→ **GIVEN REQUEST 1**: From the records, put the lines starting at the line that contains "List each element" and ending at the line that contains "help-button[interactable]: ?: [26, 956, 34, 970]" into a numbered list, skipping blank lines and leaving out the pictures.

→ **EXTRACT PROVIDED**:
** begin **

⇦ Back

The Pearson Correlation Coefficient, r, can be calculated from data where the dependent and independent variables are both continuous, where a confounding factor exists (ie the independent variable is not truly independent) and where the parametric assumptions are met.

Python Packages:

The code on this page uses the pandas, matplotlib, scipy, and numpy packages. These can be installed from the terminal with:

$ python3.11 -m pip install pandas
$ python3.11 -m pip install matplotlib
$ python3.11 -m pip install scipy
$ python3.11 -m pip install numpy

where python3.11 corresponds to the version of Python you have installed and are using.

1 Example Data

Let’s use the following example data set from Giavarina’s paper.1 Imagine that a set of objects were each measured twice - once using ‘Method A’ and once using ‘Method B’ - giving the two lists of measurements shown below:

import pandas as pd

dct = {
    'Method A': [
        1.0, 5.0, 10.0, 20.0, 50.0, 40.0, 50.0, 60.0, 70.0, 80.0, 90.0, 100.0,
        150.0, 200.0, 250.0, 300.0, 350.0, 400.0, 450.0, 500.0, 550.0, 600.0,
        650.0, 700.0, 750.0, 800.0, 850.0, 900.0, 950.0, 1000.0
    ],
    'Method B': [
        8.0, 16.0, 30.0, 24.0, 39.0, 54.0, 40.0, 68.0, 72.0, 62.0, 122.0, 80.0,
        181.0, 259.0, 275.0, 380.0, 320.0, 434.0, 479.0, 587.0, 626.0, 648.0,
        738.0, 766.0, 793.0, 851.0, 871.0, 957.0, 1001.0, 960.0
    ]
}
df = pd.DataFrame(dct)

These can be visualised on a scatter plot:

import matplotlib.pyplot as plt

# Formatting options for plots
A = 5  # Want figures to be A5
plt.rc('figure', figsize=[46.82 * .5**(.5 * A), 33.11 * .5**(.5 * A)])
plt.rc('text', usetex=True)  # Use LaTeX
plt.rc('font', family='serif')  # Use a serif font
plt.rc('text.latex', preamble=r'\usepackage{textgreek}')  # Load Greek letters

# Create plot
ax = plt.axes()
ax.scatter(df['Method A'], df['Method B'], c='k', s=20, alpha=0.6, marker='o')
# Labels
ax.set_title('The Raw Data')
ax.set_xlabel('Method A')
ax.set_ylabel('Method B')
# Get axis limits
left, right = ax.get_xlim()
# Set axis limits
ax.set_xlim(0, right)
ax.set_ylim(0, right)
# Set aspect ratio
ax.set_aspect('equal')

** end **

→ **SUPPLIED DATA**:
** begin **

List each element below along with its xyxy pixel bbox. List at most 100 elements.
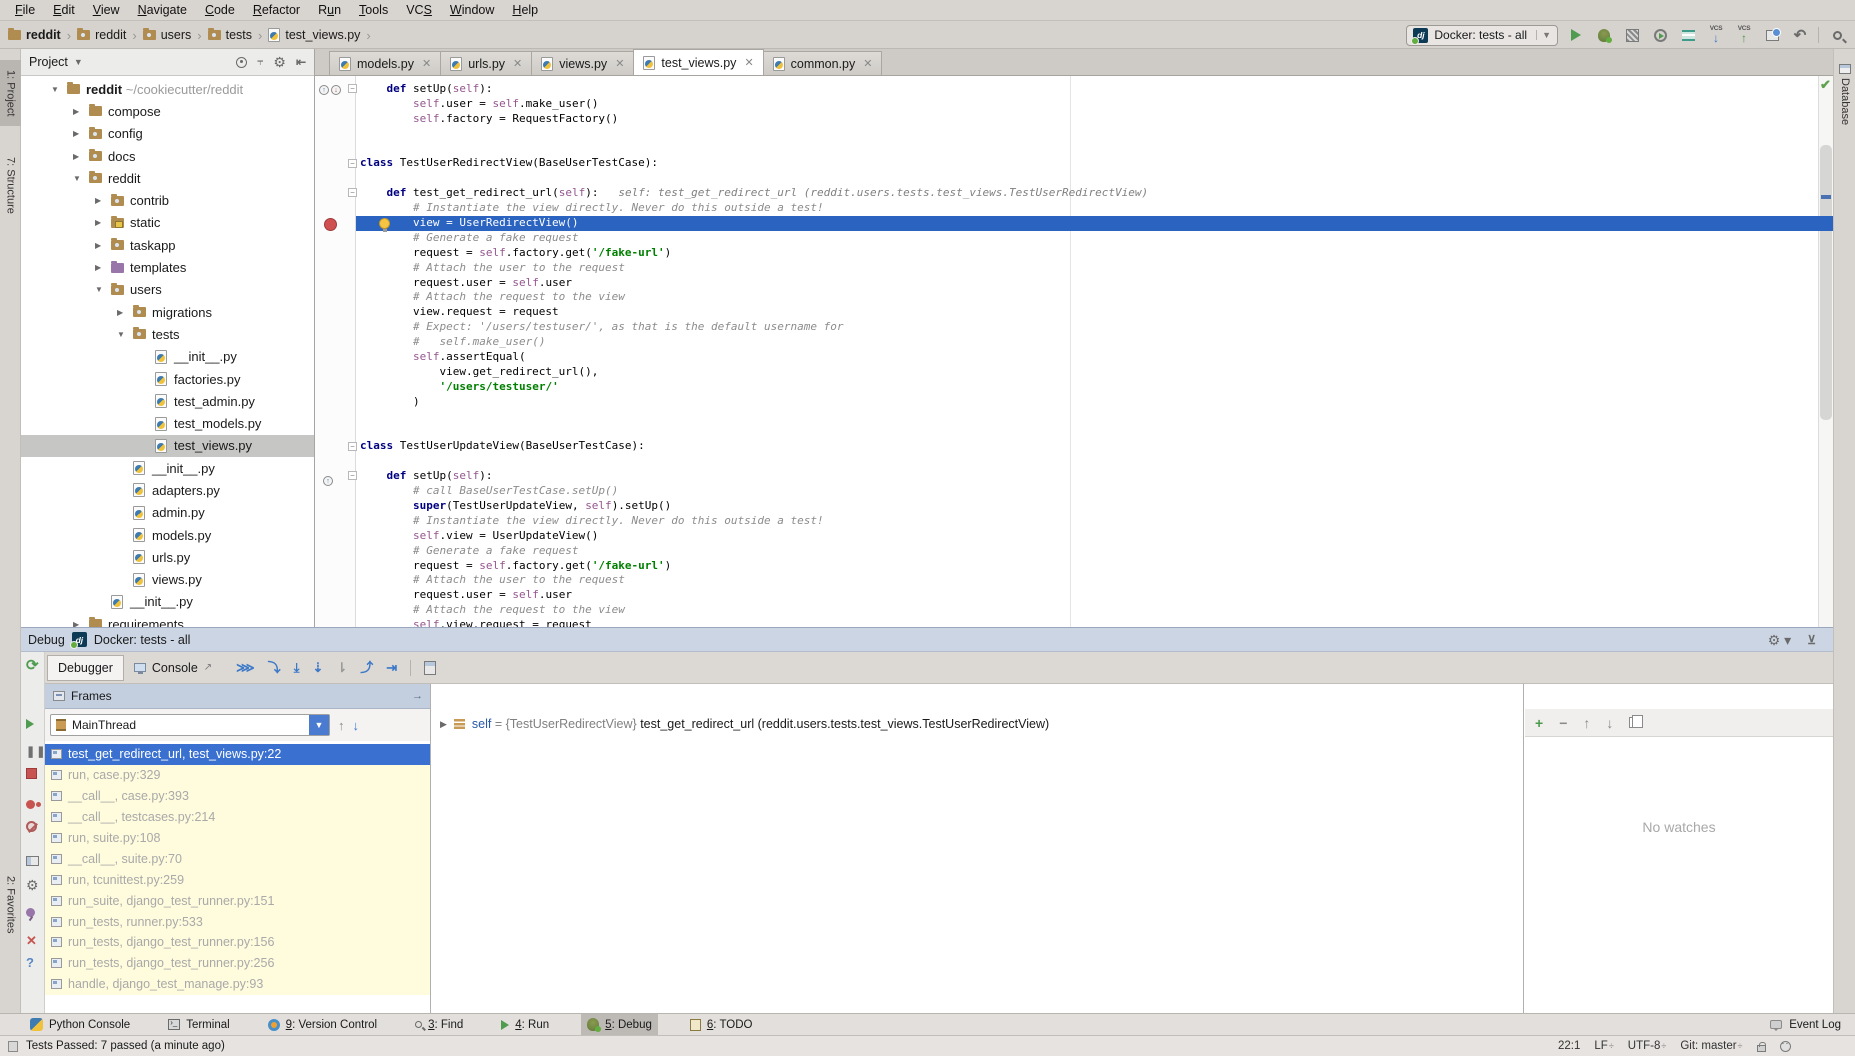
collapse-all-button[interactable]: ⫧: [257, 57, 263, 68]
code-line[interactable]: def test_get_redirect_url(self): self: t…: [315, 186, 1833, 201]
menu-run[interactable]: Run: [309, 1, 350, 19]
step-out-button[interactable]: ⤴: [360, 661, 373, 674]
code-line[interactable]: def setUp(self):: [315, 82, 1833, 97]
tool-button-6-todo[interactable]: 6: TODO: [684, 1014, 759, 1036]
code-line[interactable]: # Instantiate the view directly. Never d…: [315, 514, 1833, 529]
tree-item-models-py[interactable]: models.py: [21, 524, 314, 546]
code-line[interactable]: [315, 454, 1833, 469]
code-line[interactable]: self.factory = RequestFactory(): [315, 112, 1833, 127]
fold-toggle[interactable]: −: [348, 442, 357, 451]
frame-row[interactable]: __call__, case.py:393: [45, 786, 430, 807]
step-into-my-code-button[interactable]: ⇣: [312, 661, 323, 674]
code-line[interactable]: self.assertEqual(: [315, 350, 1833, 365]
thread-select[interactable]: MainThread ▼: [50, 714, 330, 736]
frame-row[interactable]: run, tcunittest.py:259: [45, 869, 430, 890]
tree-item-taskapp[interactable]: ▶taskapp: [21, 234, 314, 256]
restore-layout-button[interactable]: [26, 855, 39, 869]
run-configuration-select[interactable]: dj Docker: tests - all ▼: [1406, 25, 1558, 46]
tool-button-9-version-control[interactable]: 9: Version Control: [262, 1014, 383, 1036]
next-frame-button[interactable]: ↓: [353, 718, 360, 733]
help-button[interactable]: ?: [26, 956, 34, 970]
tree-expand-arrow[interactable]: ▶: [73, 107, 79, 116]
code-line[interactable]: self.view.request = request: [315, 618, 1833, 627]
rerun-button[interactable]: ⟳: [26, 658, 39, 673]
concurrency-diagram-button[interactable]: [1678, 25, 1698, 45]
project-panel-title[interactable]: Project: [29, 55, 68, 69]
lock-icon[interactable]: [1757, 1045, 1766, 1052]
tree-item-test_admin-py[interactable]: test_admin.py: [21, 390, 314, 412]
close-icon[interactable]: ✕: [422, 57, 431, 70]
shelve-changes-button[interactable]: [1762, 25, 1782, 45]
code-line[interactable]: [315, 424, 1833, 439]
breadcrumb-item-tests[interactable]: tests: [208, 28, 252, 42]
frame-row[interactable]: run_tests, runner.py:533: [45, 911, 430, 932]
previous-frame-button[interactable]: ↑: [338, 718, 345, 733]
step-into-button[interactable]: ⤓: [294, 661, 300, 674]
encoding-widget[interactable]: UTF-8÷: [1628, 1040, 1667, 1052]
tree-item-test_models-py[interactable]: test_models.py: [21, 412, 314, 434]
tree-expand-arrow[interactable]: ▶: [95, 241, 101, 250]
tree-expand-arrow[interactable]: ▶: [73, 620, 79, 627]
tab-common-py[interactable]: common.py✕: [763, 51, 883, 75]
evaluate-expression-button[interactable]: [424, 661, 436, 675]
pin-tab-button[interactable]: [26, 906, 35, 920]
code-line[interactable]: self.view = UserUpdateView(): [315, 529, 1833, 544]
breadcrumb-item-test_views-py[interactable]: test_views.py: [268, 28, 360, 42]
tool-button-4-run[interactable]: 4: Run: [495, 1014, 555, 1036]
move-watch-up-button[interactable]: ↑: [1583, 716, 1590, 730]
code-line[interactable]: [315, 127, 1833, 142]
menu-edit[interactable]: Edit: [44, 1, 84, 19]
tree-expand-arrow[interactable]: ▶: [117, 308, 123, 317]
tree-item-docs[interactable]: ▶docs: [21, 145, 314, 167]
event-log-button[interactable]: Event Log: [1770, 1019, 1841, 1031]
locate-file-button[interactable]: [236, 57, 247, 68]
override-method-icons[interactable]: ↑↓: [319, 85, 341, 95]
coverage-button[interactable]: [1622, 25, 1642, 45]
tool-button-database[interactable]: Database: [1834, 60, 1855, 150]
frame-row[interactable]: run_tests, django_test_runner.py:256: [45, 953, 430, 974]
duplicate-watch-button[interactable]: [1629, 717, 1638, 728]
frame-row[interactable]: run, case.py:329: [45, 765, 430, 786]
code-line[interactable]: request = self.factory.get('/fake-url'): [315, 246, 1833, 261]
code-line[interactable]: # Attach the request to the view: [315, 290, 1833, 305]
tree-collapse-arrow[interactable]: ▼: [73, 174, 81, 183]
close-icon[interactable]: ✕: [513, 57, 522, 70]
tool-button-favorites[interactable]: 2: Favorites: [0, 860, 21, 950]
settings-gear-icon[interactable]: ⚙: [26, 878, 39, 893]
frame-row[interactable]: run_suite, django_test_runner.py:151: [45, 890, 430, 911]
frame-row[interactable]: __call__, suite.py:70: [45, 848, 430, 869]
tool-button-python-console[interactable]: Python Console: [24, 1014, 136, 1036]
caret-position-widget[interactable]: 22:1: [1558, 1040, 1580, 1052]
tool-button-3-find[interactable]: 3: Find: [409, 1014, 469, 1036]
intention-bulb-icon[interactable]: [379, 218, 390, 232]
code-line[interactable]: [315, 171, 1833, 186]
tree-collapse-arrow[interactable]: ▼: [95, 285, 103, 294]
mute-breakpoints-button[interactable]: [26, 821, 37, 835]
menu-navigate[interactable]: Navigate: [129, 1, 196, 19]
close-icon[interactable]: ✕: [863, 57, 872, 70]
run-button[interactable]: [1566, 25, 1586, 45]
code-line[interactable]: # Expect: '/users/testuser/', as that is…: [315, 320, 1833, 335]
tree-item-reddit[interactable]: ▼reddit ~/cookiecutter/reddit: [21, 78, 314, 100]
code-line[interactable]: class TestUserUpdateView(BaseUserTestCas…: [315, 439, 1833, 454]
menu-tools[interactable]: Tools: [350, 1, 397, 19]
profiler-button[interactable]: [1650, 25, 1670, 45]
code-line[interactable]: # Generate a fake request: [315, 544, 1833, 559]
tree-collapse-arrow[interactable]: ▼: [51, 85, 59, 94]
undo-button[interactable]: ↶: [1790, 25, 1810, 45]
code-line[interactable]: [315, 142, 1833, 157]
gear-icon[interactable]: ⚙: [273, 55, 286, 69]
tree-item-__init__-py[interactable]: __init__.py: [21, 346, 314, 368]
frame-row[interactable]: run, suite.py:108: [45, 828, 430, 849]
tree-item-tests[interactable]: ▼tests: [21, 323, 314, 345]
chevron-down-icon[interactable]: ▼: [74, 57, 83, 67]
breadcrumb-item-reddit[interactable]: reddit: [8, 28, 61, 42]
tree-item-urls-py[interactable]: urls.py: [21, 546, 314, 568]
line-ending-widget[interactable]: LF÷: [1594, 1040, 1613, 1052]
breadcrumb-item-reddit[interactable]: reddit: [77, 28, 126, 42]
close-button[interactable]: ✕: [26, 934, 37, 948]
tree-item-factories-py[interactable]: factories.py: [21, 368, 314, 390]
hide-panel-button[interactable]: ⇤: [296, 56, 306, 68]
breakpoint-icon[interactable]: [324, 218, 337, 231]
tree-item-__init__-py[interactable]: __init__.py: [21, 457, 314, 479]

** end **
** begin **

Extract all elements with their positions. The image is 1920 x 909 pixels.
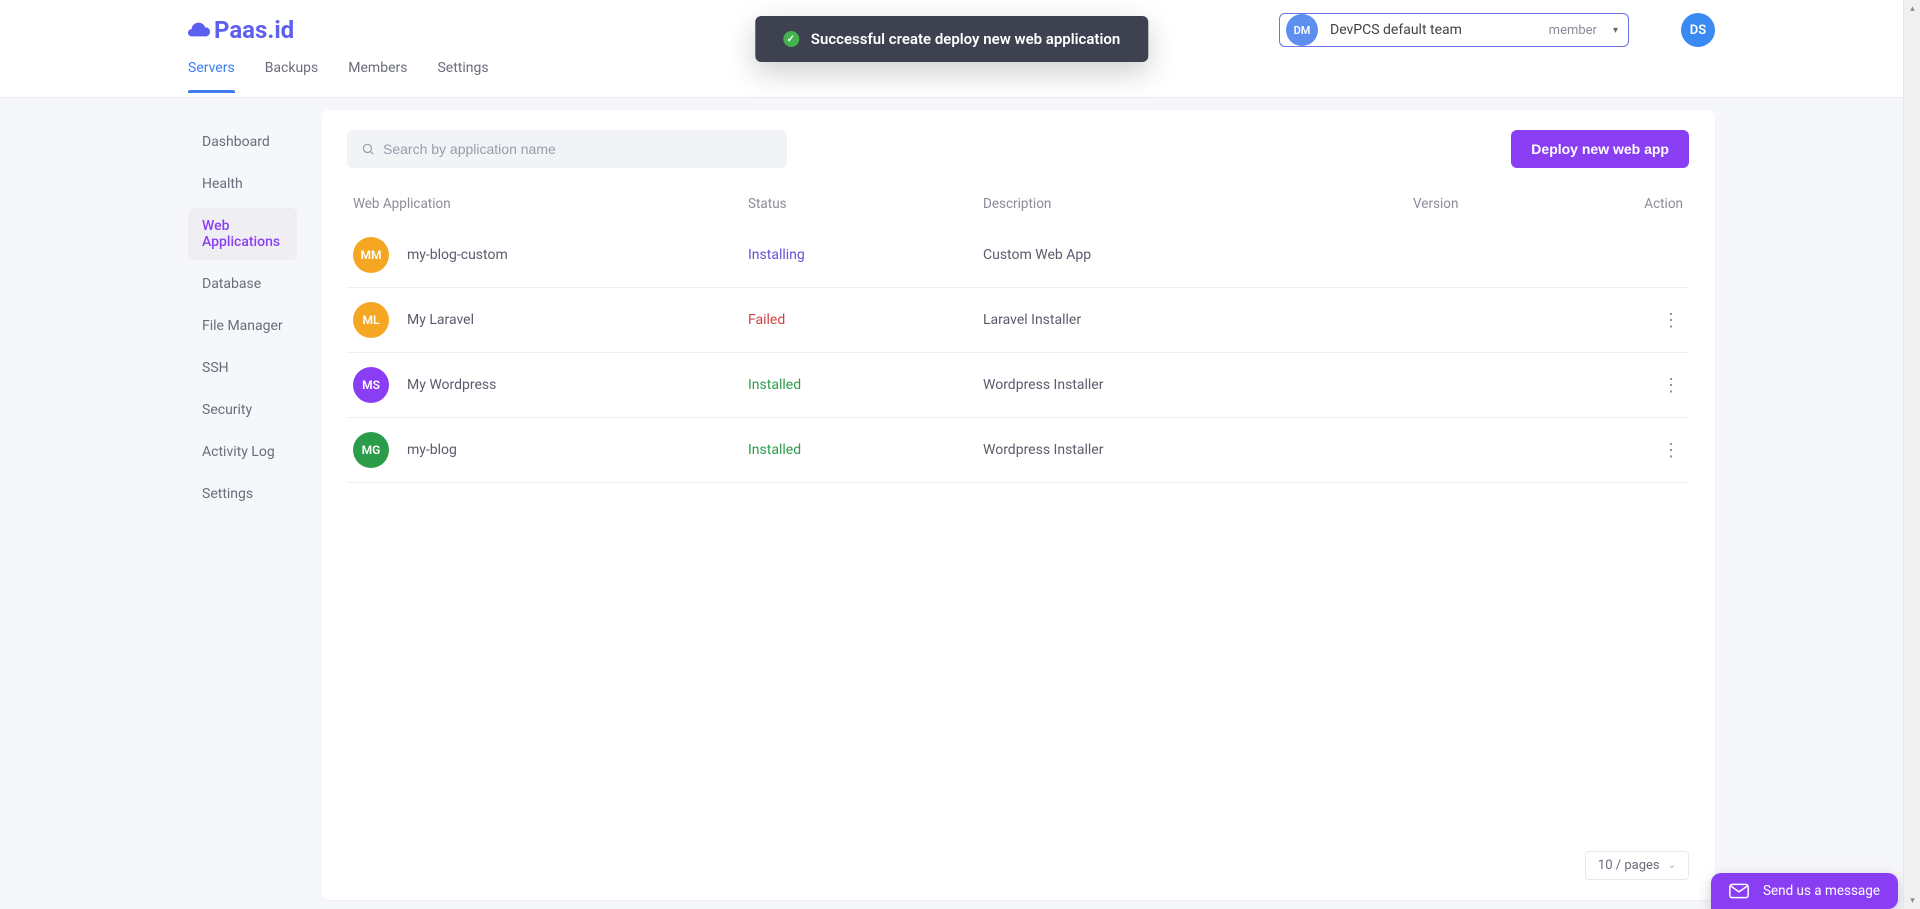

** end **
** begin **

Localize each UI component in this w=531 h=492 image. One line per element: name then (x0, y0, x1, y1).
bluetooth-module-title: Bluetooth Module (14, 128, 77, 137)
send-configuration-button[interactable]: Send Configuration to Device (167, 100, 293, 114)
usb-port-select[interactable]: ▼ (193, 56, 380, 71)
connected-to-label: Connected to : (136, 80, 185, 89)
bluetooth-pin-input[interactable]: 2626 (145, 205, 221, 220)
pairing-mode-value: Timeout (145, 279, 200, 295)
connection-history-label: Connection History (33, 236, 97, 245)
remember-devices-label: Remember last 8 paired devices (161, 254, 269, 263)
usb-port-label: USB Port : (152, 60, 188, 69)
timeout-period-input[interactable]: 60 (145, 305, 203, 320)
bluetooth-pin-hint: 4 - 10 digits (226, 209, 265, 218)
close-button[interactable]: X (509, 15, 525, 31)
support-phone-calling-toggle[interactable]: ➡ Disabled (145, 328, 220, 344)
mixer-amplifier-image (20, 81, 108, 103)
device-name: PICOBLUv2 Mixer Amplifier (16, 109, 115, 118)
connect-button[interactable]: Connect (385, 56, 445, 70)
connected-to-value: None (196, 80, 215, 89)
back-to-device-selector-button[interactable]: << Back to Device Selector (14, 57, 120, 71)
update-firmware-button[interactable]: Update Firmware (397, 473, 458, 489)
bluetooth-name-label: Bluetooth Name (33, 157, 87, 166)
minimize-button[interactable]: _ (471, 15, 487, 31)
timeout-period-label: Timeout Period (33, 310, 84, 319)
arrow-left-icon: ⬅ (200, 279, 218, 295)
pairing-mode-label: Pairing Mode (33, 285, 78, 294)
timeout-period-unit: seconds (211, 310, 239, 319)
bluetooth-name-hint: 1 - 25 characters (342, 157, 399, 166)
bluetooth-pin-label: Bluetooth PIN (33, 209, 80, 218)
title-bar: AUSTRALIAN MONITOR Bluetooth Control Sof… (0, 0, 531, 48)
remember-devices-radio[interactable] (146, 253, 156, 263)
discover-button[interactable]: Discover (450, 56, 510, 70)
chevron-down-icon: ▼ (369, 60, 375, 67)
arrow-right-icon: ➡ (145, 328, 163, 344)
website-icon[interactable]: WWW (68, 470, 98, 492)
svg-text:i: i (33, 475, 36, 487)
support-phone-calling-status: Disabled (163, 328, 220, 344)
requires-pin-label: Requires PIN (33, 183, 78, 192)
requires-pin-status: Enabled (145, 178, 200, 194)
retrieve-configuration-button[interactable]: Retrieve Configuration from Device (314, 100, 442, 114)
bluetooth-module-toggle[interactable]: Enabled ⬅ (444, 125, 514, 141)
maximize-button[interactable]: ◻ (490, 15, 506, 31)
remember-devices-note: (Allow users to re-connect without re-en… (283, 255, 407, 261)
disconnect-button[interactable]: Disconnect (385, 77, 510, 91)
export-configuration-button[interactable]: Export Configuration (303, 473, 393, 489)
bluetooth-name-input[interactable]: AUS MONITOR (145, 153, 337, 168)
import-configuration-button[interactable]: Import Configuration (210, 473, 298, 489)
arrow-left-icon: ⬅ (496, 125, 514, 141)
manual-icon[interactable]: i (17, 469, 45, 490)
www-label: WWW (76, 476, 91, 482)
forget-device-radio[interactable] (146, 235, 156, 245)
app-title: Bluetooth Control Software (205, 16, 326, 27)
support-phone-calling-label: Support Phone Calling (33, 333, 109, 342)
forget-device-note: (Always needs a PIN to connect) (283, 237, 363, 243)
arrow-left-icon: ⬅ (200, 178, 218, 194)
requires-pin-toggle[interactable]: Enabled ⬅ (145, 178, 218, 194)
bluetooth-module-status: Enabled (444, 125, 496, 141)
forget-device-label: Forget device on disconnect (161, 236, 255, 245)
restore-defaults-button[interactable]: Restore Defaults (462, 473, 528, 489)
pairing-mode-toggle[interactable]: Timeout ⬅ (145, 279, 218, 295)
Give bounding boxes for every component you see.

** end **

→ **GIVEN REQUEST 2**: Which packages does the code on the Pearson correlation coefficient page use?

→ **EXPECTED ANSWER 1**:
1. List each element below along with its xyxy pixel bbox. List at most 100 elements.
2. collapse-all-button[interactable]: ⫧: [257, 57, 263, 68]
3. code-line[interactable]: def test_get_redirect_url(self): self: t…: [315, 186, 1833, 201]
4. menu-run[interactable]: Run: [309, 1, 350, 19]
5. step-out-button[interactable]: ⤴: [360, 661, 373, 674]
6. code-line[interactable]: def setUp(self):: [315, 82, 1833, 97]
7. tool-button-6-todo[interactable]: 6: TODO: [684, 1014, 759, 1036]
8. code-line[interactable]: # Instantiate the view directly. Never d…: [315, 514, 1833, 529]
9. tree-item-models-py[interactable]: models.py: [21, 524, 314, 546]
10. code-line[interactable]: [315, 454, 1833, 469]
11. code-line[interactable]: self.factory = RequestFactory(): [315, 112, 1833, 127]
12. fold-toggle[interactable]: −: [348, 442, 357, 451]
13. frame-row[interactable]: __call__, case.py:393: [45, 786, 430, 807]
14. step-into-my-code-button[interactable]: ⇣: [312, 661, 323, 674]
15. code-line[interactable]: self.assertEqual(: [315, 350, 1833, 365]
16. thread-select[interactable]: MainThread ▼: [50, 714, 330, 736]
17. frame-row[interactable]: run, tcunittest.py:259: [45, 869, 430, 890]
18. tree-item-taskapp[interactable]: ▶taskapp: [21, 234, 314, 256]
19. restore-layout-button[interactable]: [26, 855, 39, 869]
20. run-configuration-select[interactable]: dj Docker: tests - all ▼: [1406, 25, 1558, 46]
21. tool-button-9-version-control[interactable]: 9: Version Control: [262, 1014, 383, 1036]
22. next-frame-button[interactable]: ↓: [353, 718, 360, 733]
23. help-button[interactable]: ?: [26, 956, 34, 970]

→ **EXPECTED ANSWER 2**: pandas, matplotlib, scipy, and numpy